* begin The records *

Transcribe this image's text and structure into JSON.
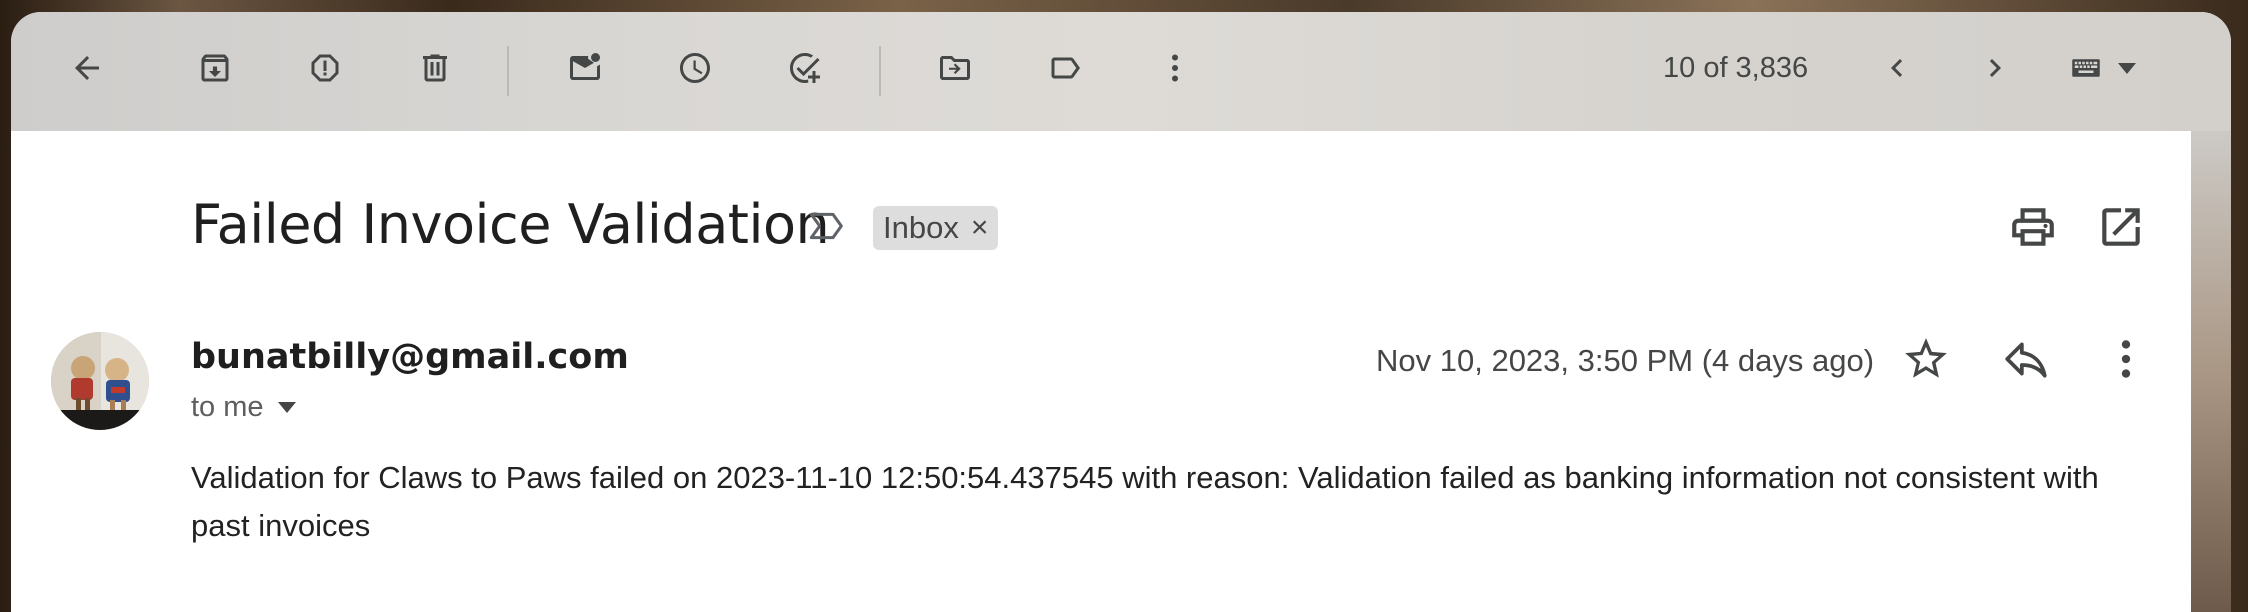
{
  "toolbar": {
    "buttons": [
      {
        "name": "back-button",
        "icon": "arrow-left-icon"
      },
      {
        "name": "archive-button",
        "icon": "archive-icon"
      },
      {
        "name": "report-spam-button",
        "icon": "report-spam-icon"
      },
      {
        "name": "delete-button",
        "icon": "trash-icon"
      },
      {
        "name": "mark-unread-button",
        "icon": "mark-unread-icon"
      },
      {
        "name": "snooze-button",
        "icon": "clock-icon"
      },
      {
        "name": "add-task-button",
        "icon": "add-task-icon"
      },
      {
        "name": "move-to-button",
        "icon": "folder-move-icon"
      },
      {
        "name": "labels-button",
        "icon": "label-icon"
      },
      {
        "name": "more-button",
        "icon": "more-vertical-icon"
      }
    ],
    "counter": "10 of 3,836",
    "input_tools_icon": "keyboard-icon"
  },
  "email": {
    "subject": "Failed Invoice Validation",
    "label": "Inbox",
    "label_remove": "×",
    "sender": "bunatbilly@gmail.com",
    "recipient": "to me",
    "date": "Nov 10, 2023, 3:50 PM (4 days ago)",
    "body": "Validation for Claws to Paws failed on 2023-11-10 12:50:54.437545 with reason: Validation failed as banking information not consistent with past invoices"
  },
  "colors": {
    "toolbar_bg": "#d8d6d3",
    "icon": "#444746",
    "text": "#1f1f1f",
    "chip_bg": "#dddddd"
  }
}
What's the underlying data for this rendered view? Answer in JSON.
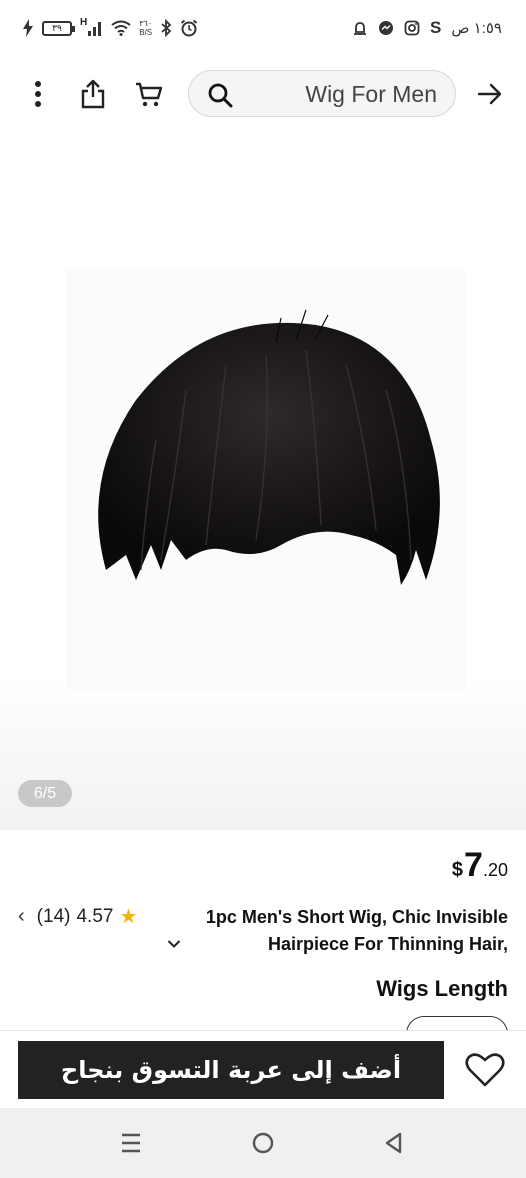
{
  "status_bar": {
    "battery_level": "٣٩",
    "network_type": "H",
    "speed_value": "٣٦٠",
    "speed_unit": "B/S",
    "time": "١:٥٩ ص",
    "app_letter": "S"
  },
  "toolbar": {
    "search_value": "Wig For Men"
  },
  "gallery": {
    "counter": "6/5"
  },
  "product": {
    "price_currency": "$",
    "price_integer": "7",
    "price_decimal": ".20",
    "rating_value": "4.57",
    "review_count": "(14)",
    "title_line1": "1pc Men's Short Wig, Chic Invisible",
    "title_line2": "Hairpiece For Thinning Hair,",
    "option_label": "Wigs Length"
  },
  "actions": {
    "add_to_cart_label": "أضف إلى عربة التسوق بنجاح"
  },
  "colors": {
    "button_bg": "#222222",
    "star": "#f5b400",
    "pill_bg": "#c8c8c8"
  }
}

* end The records *

#### [What to produce]
Extract every line of the data exactly; pictures stay out.

#### [Exercise answer]
Transcribe this image's text and structure into JSON.
{
  "toolbar": {
    "buttons": [
      {
        "name": "back-button",
        "icon": "arrow-left-icon"
      },
      {
        "name": "archive-button",
        "icon": "archive-icon"
      },
      {
        "name": "report-spam-button",
        "icon": "report-spam-icon"
      },
      {
        "name": "delete-button",
        "icon": "trash-icon"
      },
      {
        "name": "mark-unread-button",
        "icon": "mark-unread-icon"
      },
      {
        "name": "snooze-button",
        "icon": "clock-icon"
      },
      {
        "name": "add-task-button",
        "icon": "add-task-icon"
      },
      {
        "name": "move-to-button",
        "icon": "folder-move-icon"
      },
      {
        "name": "labels-button",
        "icon": "label-icon"
      },
      {
        "name": "more-button",
        "icon": "more-vertical-icon"
      }
    ],
    "counter": "10 of 3,836",
    "input_tools_icon": "keyboard-icon"
  },
  "email": {
    "subject": "Failed Invoice Validation",
    "label": "Inbox",
    "label_remove": "×",
    "sender": "bunatbilly@gmail.com",
    "recipient": "to me",
    "date": "Nov 10, 2023, 3:50 PM (4 days ago)",
    "body": "Validation for Claws to Paws failed on 2023-11-10 12:50:54.437545 with reason: Validation failed as banking information not consistent with past invoices"
  },
  "colors": {
    "toolbar_bg": "#d8d6d3",
    "icon": "#444746",
    "text": "#1f1f1f",
    "chip_bg": "#dddddd"
  }
}
What's the underlying data for this rendered view? Answer in JSON.
{
  "status_bar": {
    "battery_level": "٣٩",
    "network_type": "H",
    "speed_value": "٣٦٠",
    "speed_unit": "B/S",
    "time": "١:٥٩ ص",
    "app_letter": "S"
  },
  "toolbar": {
    "search_value": "Wig For Men"
  },
  "gallery": {
    "counter": "6/5"
  },
  "product": {
    "price_currency": "$",
    "price_integer": "7",
    "price_decimal": ".20",
    "rating_value": "4.57",
    "review_count": "(14)",
    "title_line1": "1pc Men's Short Wig, Chic Invisible",
    "title_line2": "Hairpiece For Thinning Hair,",
    "option_label": "Wigs Length"
  },
  "actions": {
    "add_to_cart_label": "أضف إلى عربة التسوق بنجاح"
  },
  "colors": {
    "button_bg": "#222222",
    "star": "#f5b400",
    "pill_bg": "#c8c8c8"
  }
}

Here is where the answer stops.